Brief - Scan the entries below. List each line with "SMBB".

**** Given entries ****

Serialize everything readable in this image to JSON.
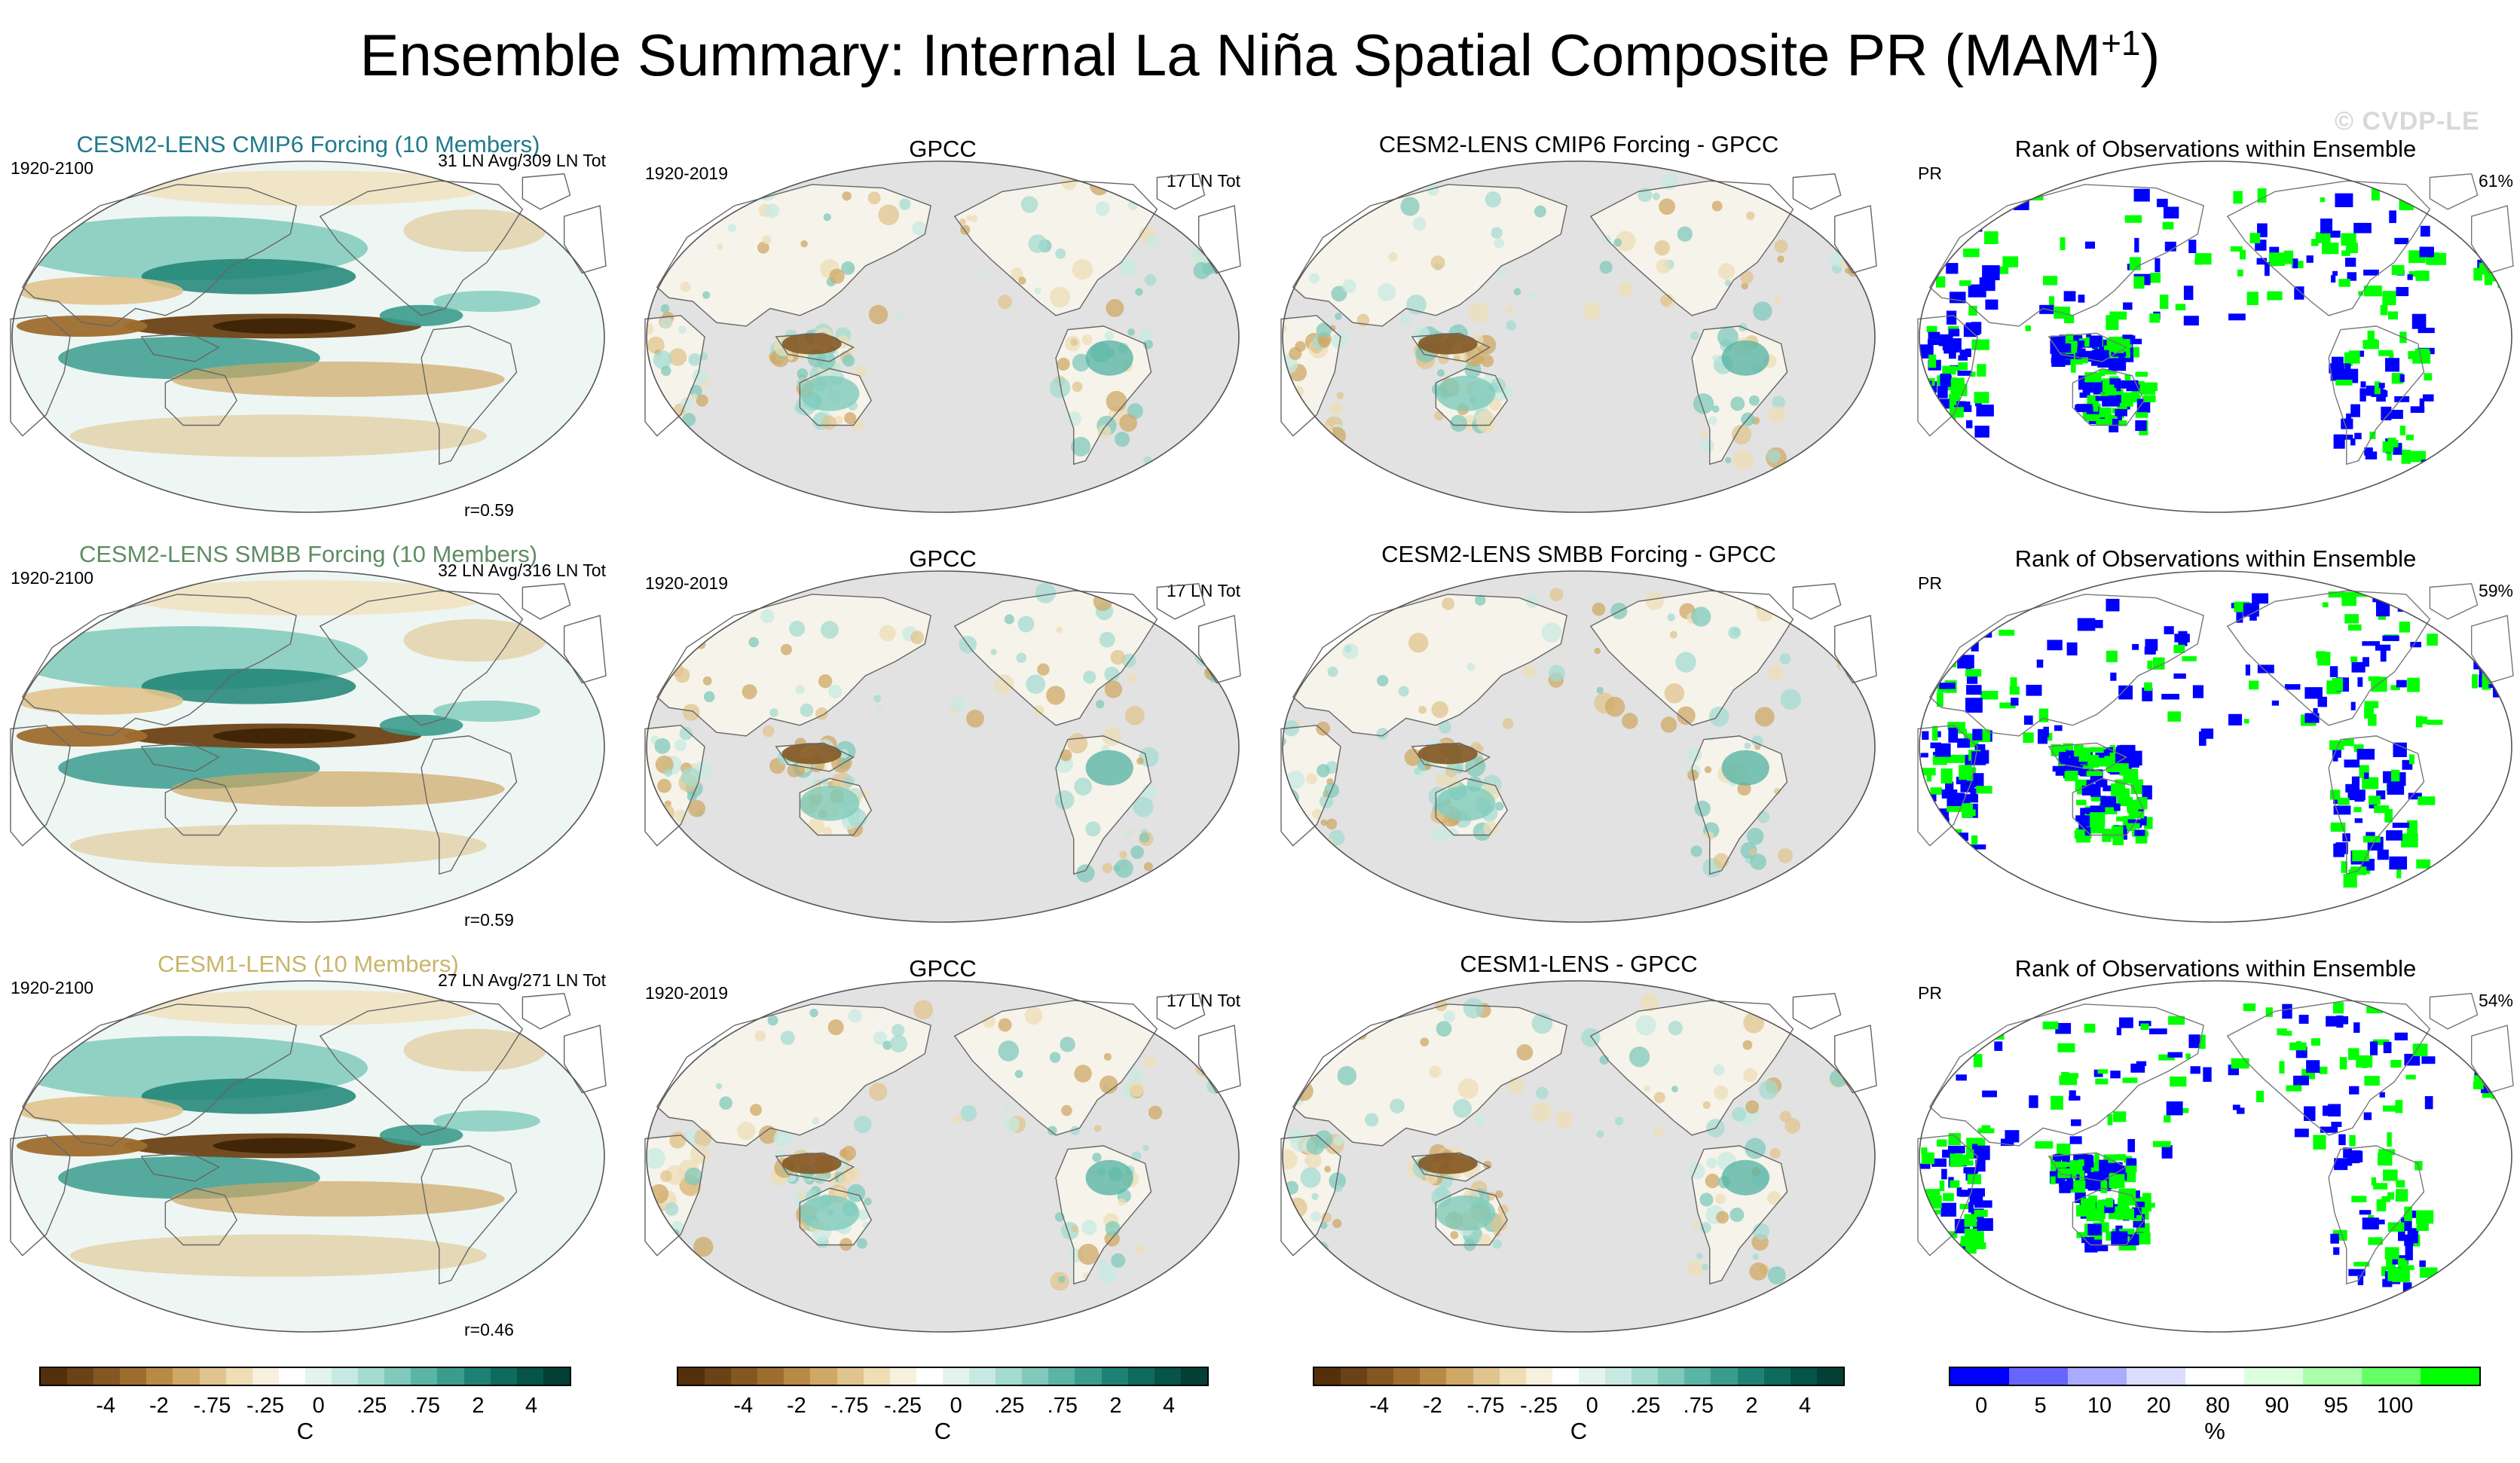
{
  "title": "Ensemble Summary: Internal La Niña Spatial Composite PR (MAM",
  "title_sup": "+1",
  "title_end": ")",
  "watermark": "© CVDP-LE",
  "rows": [
    {
      "model_title": "CESM2-LENS CMIP6 Forcing (10 Members)",
      "model_title_color": "#1f7a8c",
      "model_period": "1920-2100",
      "model_counts": "31 LN Avg/309 LN Tot",
      "model_r": "r=0.59",
      "obs_title": "GPCC",
      "obs_period": "1920-2019",
      "obs_counts": "17 LN Tot",
      "diff_title": "CESM2-LENS CMIP6 Forcing - GPCC",
      "rank_title": "Rank of Observations within Ensemble",
      "rank_var": "PR",
      "rank_pct": "61%"
    },
    {
      "model_title": "CESM2-LENS SMBB Forcing (10 Members)",
      "model_title_color": "#5f8c64",
      "model_period": "1920-2100",
      "model_counts": "32 LN Avg/316 LN Tot",
      "model_r": "r=0.59",
      "obs_title": "GPCC",
      "obs_period": "1920-2019",
      "obs_counts": "17 LN Tot",
      "diff_title": "CESM2-LENS SMBB Forcing - GPCC",
      "rank_title": "Rank of Observations within Ensemble",
      "rank_var": "PR",
      "rank_pct": "59%"
    },
    {
      "model_title": "CESM1-LENS (10 Members)",
      "model_title_color": "#c9b56a",
      "model_period": "1920-2100",
      "model_counts": "27 LN Avg/271 LN Tot",
      "model_r": "r=0.46",
      "obs_title": "GPCC",
      "obs_period": "1920-2019",
      "obs_counts": "17 LN Tot",
      "diff_title": "CESM1-LENS - GPCC",
      "rank_title": "Rank of Observations within Ensemble",
      "rank_var": "PR",
      "rank_pct": "54%"
    }
  ],
  "colors": {
    "brown_dark": "#6b4a1c",
    "teal_dark": "#0d4d40",
    "land_gray": "#e2e2e2",
    "ocean_white": "#ffffff",
    "rank_blue": "#0000ff",
    "rank_green": "#00ff00"
  },
  "chart_data": {
    "type": "heatmap",
    "projection": "Robinson (Pacific-centered)",
    "diverging_colorbar": {
      "unit": "C",
      "tick_labels": [
        "-4",
        "-2",
        "-.75",
        "-.25",
        "0",
        ".25",
        ".75",
        "2",
        "4"
      ],
      "colors": [
        "#54300a",
        "#6b4216",
        "#845622",
        "#9e6d2e",
        "#b88a45",
        "#cfa865",
        "#e0c48d",
        "#eeddb5",
        "#f7f0de",
        "#ffffff",
        "#e3f3ef",
        "#c7e9e1",
        "#a4dbd0",
        "#7fcabb",
        "#5ab5a6",
        "#3a9c8d",
        "#1d8274",
        "#0d6a5d",
        "#065447",
        "#033f35"
      ]
    },
    "rank_colorbar": {
      "unit": "%",
      "tick_labels": [
        "0",
        "5",
        "10",
        "20",
        "80",
        "90",
        "95",
        "100"
      ],
      "colors": [
        "#0000ff",
        "#6666ff",
        "#aaaaff",
        "#dcdcff",
        "#ffffff",
        "#ddffdd",
        "#aaffaa",
        "#66ff66",
        "#00ff00"
      ]
    }
  }
}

****

Solution for this exercise -
      "model_title": "CESM2-LENS SMBB Forcing (10 Members)",
      "diff_title": "CESM2-LENS SMBB Forcing - GPCC",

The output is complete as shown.